→ **EXERCISE AIM**: Copy each line of the entries below that contains the string "糞便移植".

──────── STUDY MATERIAL

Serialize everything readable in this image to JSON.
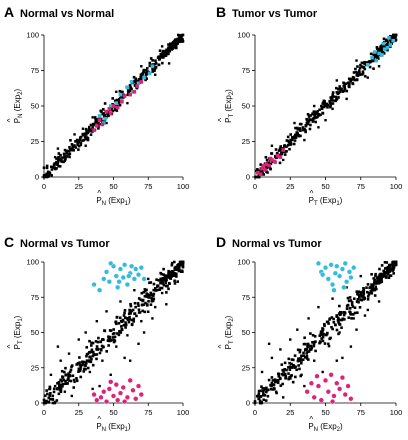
{
  "colors": {
    "background": "#ffffff",
    "main_points": "#000000",
    "blue_points": "#33bbdd",
    "pink_points": "#dd2277"
  },
  "chart_data": [
    {
      "type": "scatter",
      "panel_letter": "A",
      "title": "Normal vs Normal",
      "xlabel": {
        "symbol": "P",
        "sub": "N",
        "rest": " (Exp",
        "expsub": "1",
        "close": ")"
      },
      "ylabel": {
        "symbol": "P",
        "sub": "N",
        "rest": " (Exp",
        "expsub": "2",
        "close": ")"
      },
      "xlim": [
        0,
        100
      ],
      "ylim": [
        0,
        100
      ],
      "x_ticks": [
        "0",
        "25",
        "50",
        "75",
        "100"
      ],
      "y_ticks": [
        "0",
        "25",
        "50",
        "75",
        "100"
      ],
      "diag_spread": 3.5,
      "series": [
        {
          "color_key": "blue_points",
          "marker": "square",
          "x": [
            40,
            44,
            48,
            52,
            56,
            60,
            64,
            68,
            72,
            76,
            78,
            43,
            55,
            63
          ],
          "y": [
            43,
            41,
            50,
            52,
            54,
            63,
            60,
            66,
            70,
            73,
            78,
            38,
            58,
            67
          ]
        },
        {
          "color_key": "pink_points",
          "marker": "square",
          "x": [
            36,
            40,
            42,
            45,
            48,
            50,
            53,
            56,
            58,
            62,
            65,
            67,
            70,
            38,
            47
          ],
          "y": [
            33,
            40,
            37,
            46,
            45,
            50,
            49,
            53,
            57,
            58,
            60,
            64,
            67,
            36,
            48
          ]
        }
      ],
      "outliers": {
        "x": [
          10,
          15,
          22,
          30,
          35,
          45,
          52,
          60,
          70,
          80,
          85,
          90,
          8,
          28
        ],
        "y": [
          20,
          12,
          30,
          22,
          42,
          38,
          60,
          52,
          78,
          72,
          92,
          80,
          14,
          34
        ]
      }
    },
    {
      "type": "scatter",
      "panel_letter": "B",
      "title": "Tumor vs Tumor",
      "xlabel": {
        "symbol": "P",
        "sub": "T",
        "rest": " (Exp",
        "expsub": "1",
        "close": ")"
      },
      "ylabel": {
        "symbol": "P",
        "sub": "T",
        "rest": " (Exp",
        "expsub": "2",
        "close": ")"
      },
      "xlim": [
        0,
        100
      ],
      "ylim": [
        0,
        100
      ],
      "x_ticks": [
        "0",
        "25",
        "50",
        "75",
        "100"
      ],
      "y_ticks": [
        "0",
        "25",
        "50",
        "75",
        "100"
      ],
      "diag_spread": 3.5,
      "series": [
        {
          "color_key": "blue_points",
          "marker": "square",
          "x": [
            80,
            83,
            86,
            88,
            90,
            92,
            94,
            96,
            98,
            85,
            91,
            95
          ],
          "y": [
            79,
            84,
            82,
            87,
            86,
            90,
            91,
            93,
            96,
            88,
            94,
            98
          ]
        },
        {
          "color_key": "pink_points",
          "marker": "square",
          "x": [
            2,
            4,
            5,
            7,
            8,
            10,
            12,
            14,
            16,
            18,
            20,
            6,
            11
          ],
          "y": [
            3,
            2,
            6,
            5,
            9,
            8,
            12,
            11,
            15,
            14,
            19,
            8,
            13
          ]
        }
      ],
      "outliers": {
        "x": [
          12,
          20,
          28,
          35,
          42,
          50,
          58,
          65,
          72,
          80,
          88,
          45,
          55
        ],
        "y": [
          22,
          12,
          38,
          26,
          50,
          40,
          68,
          55,
          82,
          70,
          78,
          35,
          48
        ]
      }
    },
    {
      "type": "scatter",
      "panel_letter": "C",
      "title": "Normal vs Tumor",
      "xlabel": {
        "symbol": "P",
        "sub": "N",
        "rest": " (Exp",
        "expsub": "1",
        "close": ")"
      },
      "ylabel": {
        "symbol": "P",
        "sub": "T",
        "rest": " (Exp",
        "expsub": "1",
        "close": ")"
      },
      "xlim": [
        0,
        100
      ],
      "ylim": [
        0,
        100
      ],
      "x_ticks": [
        "0",
        "25",
        "50",
        "75",
        "100"
      ],
      "y_ticks": [
        "0",
        "25",
        "50",
        "75",
        "100"
      ],
      "diag_spread": 6,
      "series": [
        {
          "color_key": "blue_points",
          "marker": "circle",
          "x": [
            36,
            40,
            43,
            45,
            47,
            50,
            52,
            53,
            55,
            57,
            58,
            60,
            62,
            63,
            65,
            66,
            68,
            70,
            72,
            48,
            54,
            61
          ],
          "y": [
            84,
            80,
            88,
            93,
            86,
            97,
            90,
            82,
            95,
            89,
            98,
            84,
            92,
            97,
            88,
            95,
            91,
            96,
            88,
            99,
            86,
            90
          ]
        },
        {
          "color_key": "pink_points",
          "marker": "circle",
          "x": [
            36,
            38,
            41,
            43,
            45,
            47,
            50,
            52,
            53,
            55,
            57,
            60,
            62,
            64,
            66,
            68,
            70,
            48,
            58
          ],
          "y": [
            6,
            2,
            4,
            8,
            1,
            10,
            5,
            13,
            2,
            7,
            11,
            4,
            16,
            9,
            3,
            12,
            6,
            15,
            1
          ]
        }
      ],
      "outliers": {
        "x": [
          5,
          8,
          12,
          15,
          18,
          22,
          25,
          28,
          30,
          33,
          38,
          42,
          45,
          52,
          55,
          60,
          65,
          70,
          75,
          80,
          85,
          90,
          20,
          35,
          48,
          58,
          68,
          78,
          88,
          10,
          40,
          62,
          72
        ],
        "y": [
          20,
          12,
          30,
          8,
          35,
          15,
          45,
          28,
          50,
          22,
          58,
          30,
          65,
          40,
          72,
          48,
          80,
          58,
          88,
          68,
          78,
          85,
          5,
          10,
          20,
          32,
          42,
          60,
          70,
          40,
          12,
          30,
          50
        ]
      }
    },
    {
      "type": "scatter",
      "panel_letter": "D",
      "title": "Normal vs Tumor",
      "xlabel": {
        "symbol": "P",
        "sub": "N",
        "rest": " (Exp",
        "expsub": "2",
        "close": ")"
      },
      "ylabel": {
        "symbol": "P",
        "sub": "T",
        "rest": " (Exp",
        "expsub": "2",
        "close": ")"
      },
      "xlim": [
        0,
        100
      ],
      "ylim": [
        0,
        100
      ],
      "x_ticks": [
        "0",
        "25",
        "50",
        "75",
        "100"
      ],
      "y_ticks": [
        "0",
        "25",
        "50",
        "75",
        "100"
      ],
      "diag_spread": 6,
      "series": [
        {
          "color_key": "blue_points",
          "marker": "circle",
          "x": [
            45,
            47,
            50,
            52,
            54,
            55,
            57,
            58,
            60,
            62,
            64,
            65,
            67,
            68,
            70,
            48,
            56,
            63
          ],
          "y": [
            99,
            93,
            96,
            88,
            98,
            84,
            92,
            97,
            90,
            95,
            99,
            86,
            93,
            89,
            96,
            91,
            80,
            82
          ]
        },
        {
          "color_key": "pink_points",
          "marker": "circle",
          "x": [
            37,
            40,
            42,
            45,
            47,
            50,
            52,
            54,
            56,
            58,
            60,
            62,
            64,
            66,
            68,
            44,
            55
          ],
          "y": [
            8,
            14,
            4,
            12,
            2,
            16,
            8,
            20,
            5,
            14,
            10,
            18,
            6,
            12,
            3,
            19,
            1
          ]
        }
      ],
      "outliers": {
        "x": [
          5,
          8,
          12,
          15,
          18,
          22,
          25,
          28,
          30,
          33,
          38,
          42,
          45,
          52,
          55,
          60,
          65,
          70,
          75,
          80,
          85,
          90,
          20,
          35,
          48,
          58,
          68,
          78,
          88,
          10,
          40,
          62,
          72
        ],
        "y": [
          22,
          10,
          32,
          8,
          38,
          18,
          45,
          25,
          52,
          20,
          60,
          30,
          68,
          42,
          74,
          50,
          82,
          60,
          90,
          66,
          80,
          86,
          4,
          12,
          22,
          30,
          40,
          62,
          72,
          42,
          14,
          32,
          52
        ]
      }
    }
  ]
}
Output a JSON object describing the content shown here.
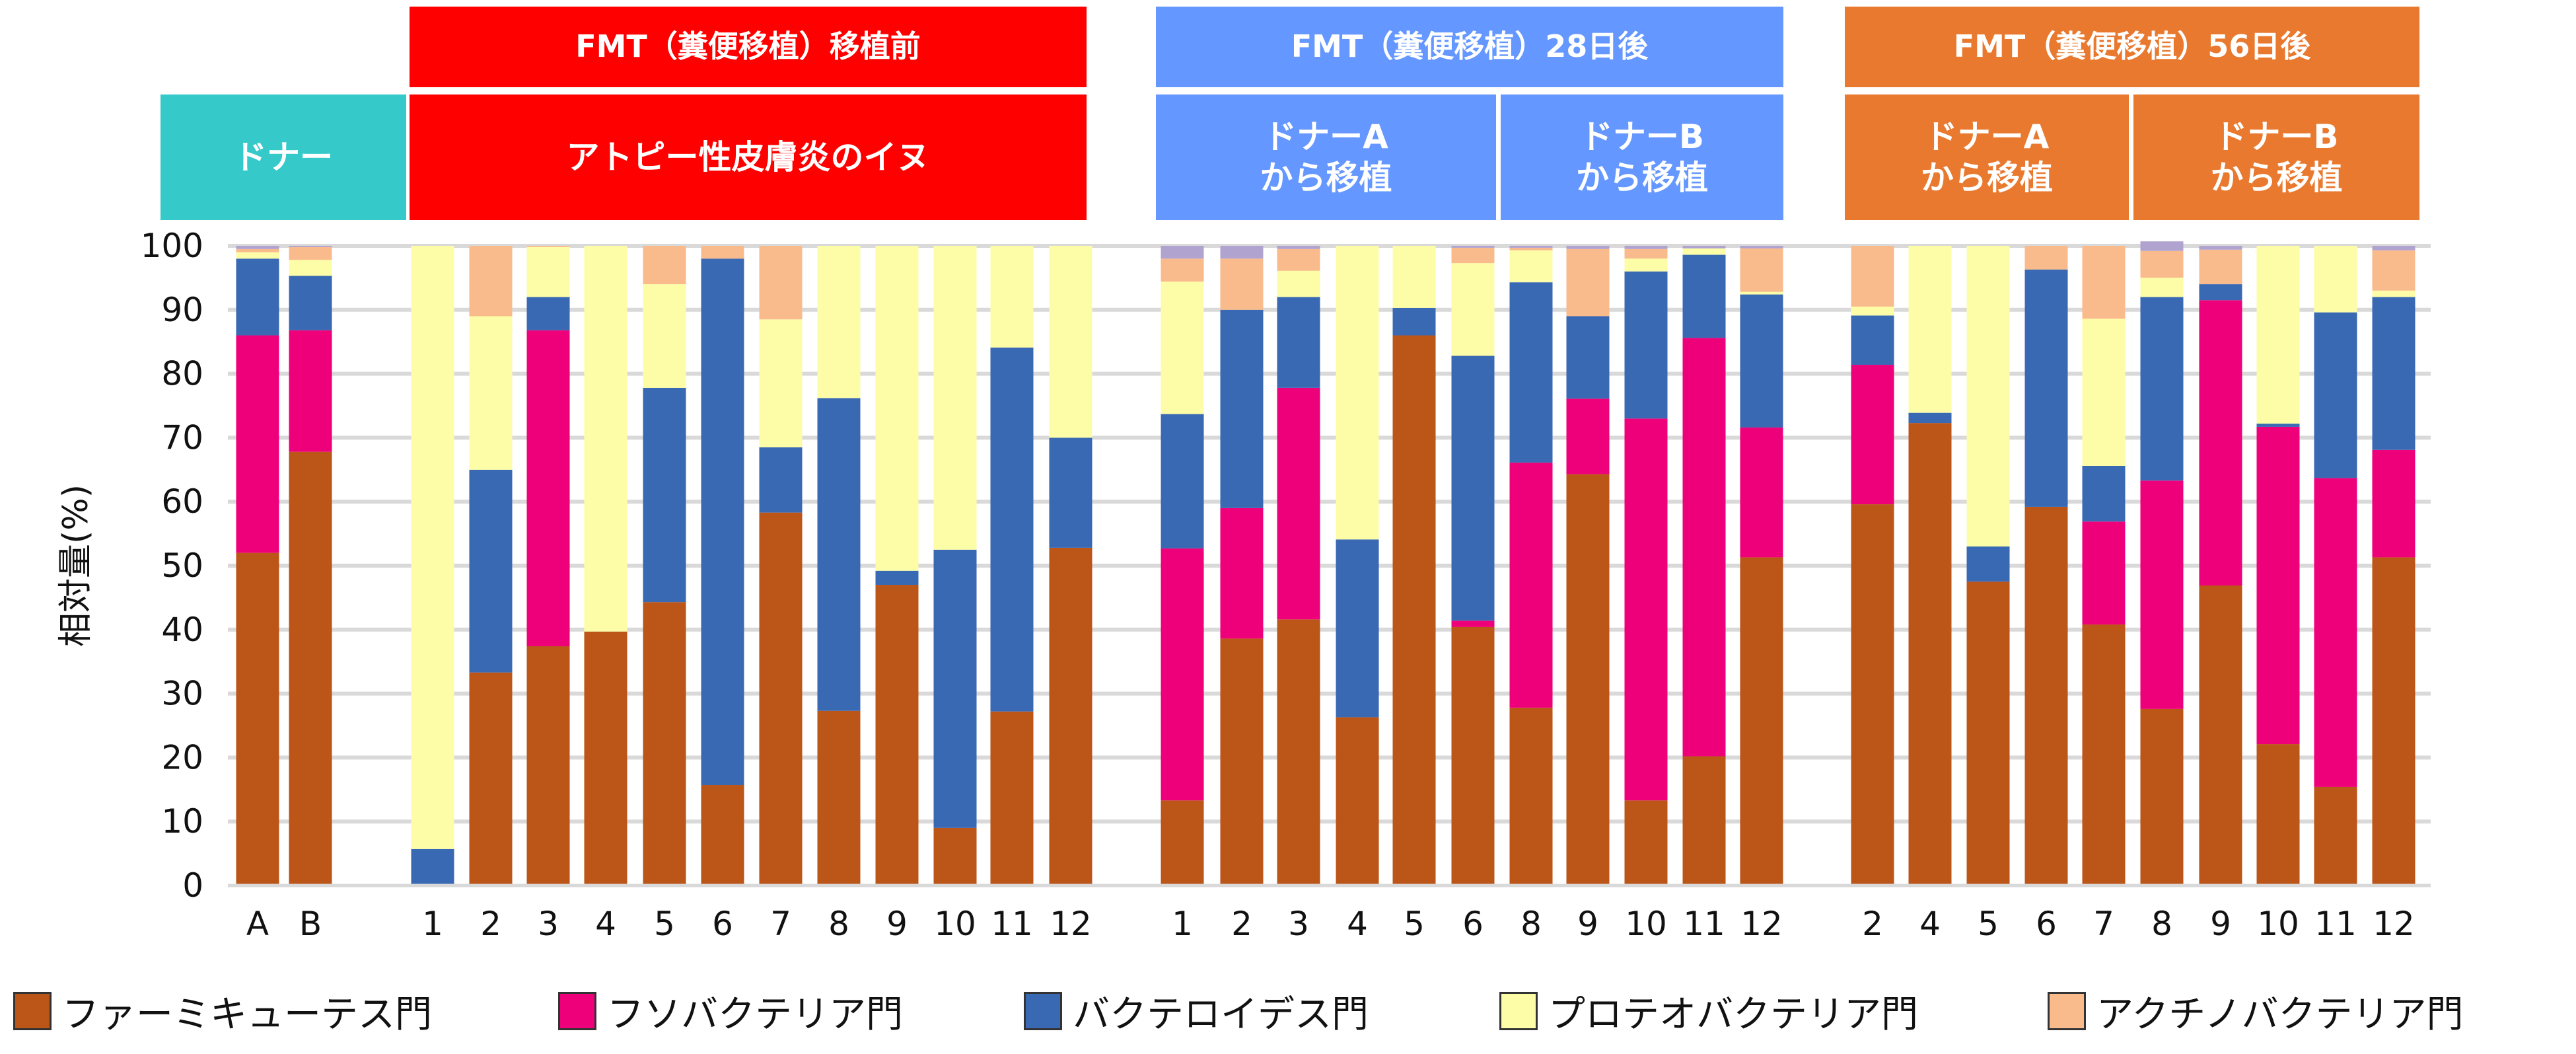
{
  "colors": {
    "firmicutes": "#bb5518",
    "fusobacteria": "#ee007a",
    "bacteroidetes": "#3a69b4",
    "proteobacteria": "#fdfda8",
    "actinobacteria": "#f9bb8c",
    "other": "#b1a3d0",
    "donor_header": "#35c9c9",
    "pre_header": "#ff0000",
    "d28_header": "#6497ff",
    "d56_header": "#e9792f"
  },
  "headers": {
    "donor": "ドナー",
    "pre_top": "FMT（糞便移植）移植前",
    "pre_bottom": "アトピー性皮膚炎のイヌ",
    "d28_top": "FMT（糞便移植）28日後",
    "d28_a": "ドナーA\nから移植",
    "d28_b": "ドナーB\nから移植",
    "d56_top": "FMT（糞便移植）56日後",
    "d56_a": "ドナーA\nから移植",
    "d56_b": "ドナーB\nから移植"
  },
  "chart_data": {
    "type": "bar",
    "stacked": true,
    "ylabel": "相対量(%)",
    "ylim": [
      0,
      100
    ],
    "yticks": [
      0,
      10,
      20,
      30,
      40,
      50,
      60,
      70,
      80,
      90,
      100
    ],
    "grid": true,
    "legend_position": "bottom",
    "series_names": [
      "ファーミキューテス門",
      "フソバクテリア門",
      "バクテロイデス門",
      "プロテオバクテリア門",
      "アクチノバクテリア門"
    ],
    "groups": [
      {
        "name": "ドナー",
        "categories": [
          "A",
          "B"
        ],
        "series": [
          {
            "name": "ファーミキューテス門",
            "values": [
              52,
              67.8
            ]
          },
          {
            "name": "フソバクテリア門",
            "values": [
              34,
              19
            ]
          },
          {
            "name": "バクテロイデス門",
            "values": [
              12,
              8.5
            ]
          },
          {
            "name": "プロテオバクテリア門",
            "values": [
              1,
              2.5
            ]
          },
          {
            "name": "アクチノバクテリア門",
            "values": [
              0.5,
              2
            ]
          },
          {
            "name": "",
            "values": [
              0.5,
              0.2
            ]
          }
        ]
      },
      {
        "name": "FMT（糞便移植）移植前",
        "categories": [
          "1",
          "2",
          "3",
          "4",
          "5",
          "6",
          "7",
          "8",
          "9",
          "10",
          "11",
          "12"
        ],
        "series": [
          {
            "name": "ファーミキューテス門",
            "values": [
              0,
              33.3,
              37.4,
              39.7,
              44.3,
              15.7,
              58.3,
              27.3,
              47,
              9,
              27.2,
              52.8
            ]
          },
          {
            "name": "フソバクテリア門",
            "values": [
              0,
              0,
              49.4,
              0,
              0,
              0,
              0,
              0,
              0,
              0,
              0,
              0
            ]
          },
          {
            "name": "バクテロイデス門",
            "values": [
              5.7,
              31.7,
              5.2,
              0,
              33.5,
              82.3,
              10.2,
              48.9,
              2.2,
              43.5,
              56.9,
              17.2
            ]
          },
          {
            "name": "プロテオバクテリア門",
            "values": [
              94.3,
              24,
              7.8,
              60.3,
              16.2,
              0,
              20,
              23.8,
              50.8,
              47.5,
              15.9,
              30
            ]
          },
          {
            "name": "アクチノバクテリア門",
            "values": [
              0,
              11,
              0.2,
              0,
              6,
              2,
              11.5,
              0,
              0,
              0,
              0,
              0
            ]
          },
          {
            "name": "",
            "values": [
              0,
              0,
              0,
              0,
              0,
              0,
              0,
              0,
              0,
              0,
              0,
              0
            ]
          }
        ]
      },
      {
        "name": "FMT（糞便移植）28日後",
        "categories": [
          "1",
          "2",
          "3",
          "4",
          "5",
          "6",
          "8",
          "9",
          "10",
          "11",
          "12"
        ],
        "series": [
          {
            "name": "ファーミキューテス門",
            "values": [
              13.3,
              38.6,
              41.6,
              26.3,
              86,
              40.4,
              27.8,
              64.3,
              13.3,
              20.2,
              51.3
            ]
          },
          {
            "name": "フソバクテリア門",
            "values": [
              39.4,
              20.4,
              36.2,
              0,
              0,
              1,
              38.3,
              11.8,
              59.7,
              65.4,
              20.3
            ]
          },
          {
            "name": "バクテロイデス門",
            "values": [
              21,
              31,
              14.2,
              27.8,
              4.3,
              41.4,
              28.2,
              12.9,
              23,
              13,
              20.8
            ]
          },
          {
            "name": "プロテオバクテリア門",
            "values": [
              20.7,
              0,
              4.1,
              45.9,
              9.7,
              14.5,
              5,
              0,
              2,
              1,
              0.4
            ]
          },
          {
            "name": "アクチノバクテリア門",
            "values": [
              3.6,
              8,
              3.4,
              0,
              0,
              2.4,
              0.4,
              10.5,
              1.5,
              0,
              6.8
            ]
          },
          {
            "name": "",
            "values": [
              2,
              2,
              0.5,
              0,
              0,
              0.3,
              0.3,
              0.5,
              0.5,
              0.4,
              0.4
            ]
          }
        ]
      },
      {
        "name": "FMT（糞便移植）56日後",
        "categories": [
          "2",
          "4",
          "5",
          "6",
          "7",
          "8",
          "9",
          "10",
          "11",
          "12"
        ],
        "series": [
          {
            "name": "ファーミキューテス門",
            "values": [
              59.6,
              72.3,
              47.5,
              59.2,
              40.8,
              27.6,
              46.9,
              22.1,
              15.4,
              51.3
            ]
          },
          {
            "name": "フソバクテリア門",
            "values": [
              21.8,
              0,
              0,
              0,
              16.1,
              35.7,
              44.6,
              49.6,
              48.3,
              16.8
            ]
          },
          {
            "name": "バクテロイデス門",
            "values": [
              7.7,
              1.6,
              5.5,
              37.1,
              8.7,
              28.7,
              2.5,
              0.5,
              25.9,
              23.9
            ]
          },
          {
            "name": "プロテオバクテリア門",
            "values": [
              1.4,
              26.1,
              47,
              0,
              23,
              3,
              0,
              27.8,
              10.4,
              1
            ]
          },
          {
            "name": "アクチノバクテリア門",
            "values": [
              9.5,
              0,
              0,
              3.7,
              11.4,
              4.2,
              5.4,
              0,
              0,
              6.3
            ]
          },
          {
            "name": "",
            "values": [
              0,
              0,
              0,
              0,
              0,
              1.5,
              0.6,
              0,
              0,
              0.7
            ]
          }
        ]
      }
    ]
  }
}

────────────────

→ **RESULT OF THE TASK**:
    "pre_top": "FMT（糞便移植）移植前",
    "d28_top": "FMT（糞便移植）28日後",
    "d56_top": "FMT（糞便移植）56日後",
        "name": "FMT（糞便移植）移植前",
        "name": "FMT（糞便移植）28日後",
        "name": "FMT（糞便移植）56日後",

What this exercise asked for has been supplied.